| Actividad |
Por favor, copia el fragmento sobre el ocio de los jóvenes entre "Porque somos una" y "miles de vecinos.", ambos incluidos, y sustituye "oportunidades laborales" por "salidas laborales".

| Fragmento del texto |

%%

Somos incapaces de asumir nuestra propia libertad y de gestionarla como es debido, tal vez por falta de educación o de cultura. También es cierto que no me sorprende porque opciones, la verdad, no hay muchas. Si responsabilizamos a los jóvenes de lo ocurrido en la madrugada del sábado al domingo, hay que buscar también a los responsables de que esos mismos jóvenes no tengamos más ocio que afanarnos en las terrazas a echar cálculos de cuántas cervezas podemos consumir con los 10 euros que nos quedan para todo el finde y si no compensará más comprar ron entre varios y hacer botellón en el parque.
Porque somos una generación que inequívocamente relaciona beber con pasarlo bien, ya que no disponemos de otras alternativas. Sin oportunidades laborales, con una formación a caballo entre crisis económicas y sanitarias, mi generación no puede permitirse reuniones en nuestros domicilios porque no tenemos casa propia, ni pasar el fin de semana fuera porque no nos alcanza, ni ir al cine, o al teatro, o a cualquier otra actividad permitida porque o bien es muy caro o bien es un lujo reservado solo a los que disfrutan de esas infraestructuras en la capital y no en pueblos de unos pocos miles de vecinos.
Pese a todo, tanto si lo respeto o lo cuestiono, no puedo más que entender a toda la gente que aprovechando el buen tiempo, el fin del estado de alarma y la favorable situación epidemiológica de algunas zonas como, por caso, Galicia, se echaron a la calle el sábado para reencontrarse con la medianoche en el exterior, un privilegio que había quedado restringido como tantos otros. Después de un año y dos meses, ya no es una cuestión de fatiga pandémica, sino de reconquistar aquello que nos fue confiscado por el bien común y que ahora, a medida que avanza la vacunación, podemos soñar con recuperar. Porque es importante recordar que que nos quiten el toque de queda no es un privilegio, es un derecho, y que la pandemia no terminará hasta que el número de fallecidos sea 0. Las mascarillas deberían ser suficiente recordatorio.
Además, ¿con qué vara de medir podemos juzgar lo ocurrido el sábado en la Puerta del Sol, cuando días antes una marabunta celebraba en Génova la victoria de la libertad pregonada de Díaz Ayuso sobre el socialismo, aparentemente enemigo nº1 del madrileño de a pie? Imagino que los que festejaban de forma desmedida una cosa el martes eran los mismos de este fin de semana: los que obvian los miles de muertos, las cifras en las UCI o los callos y ojeras de los sanitarios, pero que después se toman una cervecita tranquilamente en Malasaña con la tranquilidad del que sabe que su ex no estará al doblar la esquina. Esas cosas que solo pasan en Madrid y que por ser España dentro de España tendemos a creer que ocurre a lo largo y ancho de la piel de toro. Supongo que usar tan alegremente la palabra libertad ha logrado que la misma pierda todo su significado y haya quedado como un mero eslogan político y no como un derecho al que tendremos que acostumbrarnos de nuevo. Ojalá no tardemos en sentirnos más libres y menos culpables.

%%

| Datos extraídos |
%%

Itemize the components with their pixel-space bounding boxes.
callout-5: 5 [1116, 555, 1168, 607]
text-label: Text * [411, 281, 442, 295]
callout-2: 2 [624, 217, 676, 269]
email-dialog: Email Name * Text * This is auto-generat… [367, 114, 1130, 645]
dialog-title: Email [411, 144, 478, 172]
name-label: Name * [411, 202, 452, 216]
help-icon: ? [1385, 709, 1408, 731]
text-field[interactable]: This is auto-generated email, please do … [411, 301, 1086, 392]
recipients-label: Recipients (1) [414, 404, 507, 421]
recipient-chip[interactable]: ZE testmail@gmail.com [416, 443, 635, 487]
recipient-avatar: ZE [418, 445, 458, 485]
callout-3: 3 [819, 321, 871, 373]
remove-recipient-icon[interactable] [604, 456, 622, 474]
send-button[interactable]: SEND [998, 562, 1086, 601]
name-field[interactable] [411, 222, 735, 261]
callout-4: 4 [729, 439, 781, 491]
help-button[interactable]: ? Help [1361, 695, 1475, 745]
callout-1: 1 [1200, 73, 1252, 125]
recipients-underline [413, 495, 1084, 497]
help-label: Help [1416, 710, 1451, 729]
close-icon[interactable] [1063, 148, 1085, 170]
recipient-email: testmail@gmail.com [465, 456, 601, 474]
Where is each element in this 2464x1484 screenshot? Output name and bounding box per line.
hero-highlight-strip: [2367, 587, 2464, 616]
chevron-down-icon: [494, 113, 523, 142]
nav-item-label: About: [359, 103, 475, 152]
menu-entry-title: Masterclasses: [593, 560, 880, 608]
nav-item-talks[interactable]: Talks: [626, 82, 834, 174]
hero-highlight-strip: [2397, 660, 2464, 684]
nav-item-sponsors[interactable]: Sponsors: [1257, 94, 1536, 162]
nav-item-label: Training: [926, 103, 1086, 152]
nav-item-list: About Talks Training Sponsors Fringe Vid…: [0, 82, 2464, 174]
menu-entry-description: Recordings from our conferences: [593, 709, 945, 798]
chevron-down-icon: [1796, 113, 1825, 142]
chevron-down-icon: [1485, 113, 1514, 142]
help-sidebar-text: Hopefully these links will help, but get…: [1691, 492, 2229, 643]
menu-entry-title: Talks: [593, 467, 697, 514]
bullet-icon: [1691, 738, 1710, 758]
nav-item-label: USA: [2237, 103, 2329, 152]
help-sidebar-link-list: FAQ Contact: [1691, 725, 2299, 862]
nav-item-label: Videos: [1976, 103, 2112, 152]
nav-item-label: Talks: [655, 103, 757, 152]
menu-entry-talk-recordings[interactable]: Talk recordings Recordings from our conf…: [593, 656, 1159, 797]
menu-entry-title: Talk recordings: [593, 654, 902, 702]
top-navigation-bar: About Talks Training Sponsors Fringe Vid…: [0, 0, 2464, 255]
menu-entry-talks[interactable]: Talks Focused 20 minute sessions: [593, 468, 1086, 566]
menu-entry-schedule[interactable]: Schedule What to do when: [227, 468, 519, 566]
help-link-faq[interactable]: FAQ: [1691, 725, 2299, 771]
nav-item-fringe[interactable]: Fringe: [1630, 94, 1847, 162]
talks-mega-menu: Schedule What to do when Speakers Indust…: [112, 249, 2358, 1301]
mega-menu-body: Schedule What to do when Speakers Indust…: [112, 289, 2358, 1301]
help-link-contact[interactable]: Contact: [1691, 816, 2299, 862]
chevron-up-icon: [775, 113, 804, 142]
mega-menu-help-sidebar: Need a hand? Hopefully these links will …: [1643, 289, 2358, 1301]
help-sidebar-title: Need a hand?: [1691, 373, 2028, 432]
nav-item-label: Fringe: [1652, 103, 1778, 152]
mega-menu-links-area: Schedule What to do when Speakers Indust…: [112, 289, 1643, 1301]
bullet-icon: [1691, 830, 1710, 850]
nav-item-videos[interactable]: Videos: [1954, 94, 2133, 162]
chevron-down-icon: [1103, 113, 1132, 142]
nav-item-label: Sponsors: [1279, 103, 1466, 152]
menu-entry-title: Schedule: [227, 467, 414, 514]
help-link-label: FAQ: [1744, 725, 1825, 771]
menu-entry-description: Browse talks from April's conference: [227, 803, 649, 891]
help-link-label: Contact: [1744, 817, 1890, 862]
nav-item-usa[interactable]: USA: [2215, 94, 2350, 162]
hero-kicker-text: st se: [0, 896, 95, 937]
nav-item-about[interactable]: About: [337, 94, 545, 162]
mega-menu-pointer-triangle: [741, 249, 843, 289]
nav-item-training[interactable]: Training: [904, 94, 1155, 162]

%%

| Tarea resuelta |
Porque somos una generación que inequívocamente relaciona beber con pasarlo bien, ya que no disponemos de otras alternativas. Sin salidas laborales, con una formación a caballo entre crisis económicas y sanitarias, mi generación no puede permitirse reuniones en nuestros domicilios porque no tenemos casa propia, ni pasar el fin de semana fuera porque no nos alcanza, ni ir al cine, o al teatro, o a cualquier otra actividad permitida porque o bien es muy caro o bien es un lujo reservado solo a los que disfrutan de esas infraestructuras en la capital y no en pueblos de unos pocos miles de vecinos.